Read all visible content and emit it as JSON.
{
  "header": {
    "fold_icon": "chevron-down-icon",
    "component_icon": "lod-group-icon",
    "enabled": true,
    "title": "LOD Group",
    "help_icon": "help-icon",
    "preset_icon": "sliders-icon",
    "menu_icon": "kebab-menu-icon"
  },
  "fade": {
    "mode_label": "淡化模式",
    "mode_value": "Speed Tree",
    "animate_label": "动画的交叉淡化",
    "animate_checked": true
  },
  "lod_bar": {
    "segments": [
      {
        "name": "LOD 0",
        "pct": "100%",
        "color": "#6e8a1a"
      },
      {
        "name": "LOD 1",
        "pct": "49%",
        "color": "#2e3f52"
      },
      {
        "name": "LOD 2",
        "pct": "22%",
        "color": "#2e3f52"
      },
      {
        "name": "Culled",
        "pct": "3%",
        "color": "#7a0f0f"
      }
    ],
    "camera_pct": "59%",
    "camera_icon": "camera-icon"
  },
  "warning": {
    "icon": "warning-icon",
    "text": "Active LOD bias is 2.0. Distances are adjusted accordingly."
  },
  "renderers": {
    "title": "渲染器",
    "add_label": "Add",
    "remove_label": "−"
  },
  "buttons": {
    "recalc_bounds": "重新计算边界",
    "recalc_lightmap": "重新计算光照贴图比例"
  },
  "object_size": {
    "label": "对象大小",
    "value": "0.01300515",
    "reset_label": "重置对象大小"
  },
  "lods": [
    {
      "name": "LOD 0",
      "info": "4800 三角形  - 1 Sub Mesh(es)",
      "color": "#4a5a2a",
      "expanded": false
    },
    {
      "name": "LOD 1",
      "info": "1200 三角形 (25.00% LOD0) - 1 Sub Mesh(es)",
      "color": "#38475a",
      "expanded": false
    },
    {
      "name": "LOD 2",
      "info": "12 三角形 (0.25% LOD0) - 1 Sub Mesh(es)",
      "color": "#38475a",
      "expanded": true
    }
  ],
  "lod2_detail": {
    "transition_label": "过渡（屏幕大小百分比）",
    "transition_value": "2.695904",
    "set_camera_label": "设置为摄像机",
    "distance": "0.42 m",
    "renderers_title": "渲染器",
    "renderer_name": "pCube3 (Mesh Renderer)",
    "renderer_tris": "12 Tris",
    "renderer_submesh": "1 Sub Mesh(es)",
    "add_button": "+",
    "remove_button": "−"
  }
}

* **OBJECTIVE**:
Look through the data and show every line containing "Mesh".

* **RESULT BELOW**:
      "info": "4800 三角形  - 1 Sub Mesh(es)",
      "info": "1200 三角形 (25.00% LOD0) - 1 Sub Mesh(es)",
      "info": "12 三角形 (0.25% LOD0) - 1 Sub Mesh(es)",
    "renderer_name": "pCube3 (Mesh Renderer)",
    "renderer_submesh": "1 Sub Mesh(es)",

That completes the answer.